*What this task involves*.
Below are records to be output exactly, every one of them.

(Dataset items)

....

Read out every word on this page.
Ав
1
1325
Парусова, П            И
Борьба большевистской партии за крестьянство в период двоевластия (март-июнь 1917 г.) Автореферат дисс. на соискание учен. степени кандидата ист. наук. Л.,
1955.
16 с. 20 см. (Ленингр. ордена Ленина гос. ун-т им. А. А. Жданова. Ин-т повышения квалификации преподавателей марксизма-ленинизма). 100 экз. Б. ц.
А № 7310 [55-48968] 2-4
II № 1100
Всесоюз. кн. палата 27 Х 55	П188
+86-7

....

*Written response*.
Read out every word on this page.
Ав
1
1325
Парусова, П            И
Борьба большевистской партии за крестьянство в период двоевластия (март-июнь 1917 г.) Автореферат дисс. на соискание учен. степени кандидата ист. наук. Л.,
1955.
16 с. 20 см. (Ленингр. ордена Ленина гос. ун-т им. А. А. Жданова. Ин-т повышения квалификации преподавателей марксизма-ленинизма). 100 экз. Б. ц.
А № 7310 [55-48968] 2-4
II № 1100
Всесоюз. кн. палата 27 Х 55	П188
+86-7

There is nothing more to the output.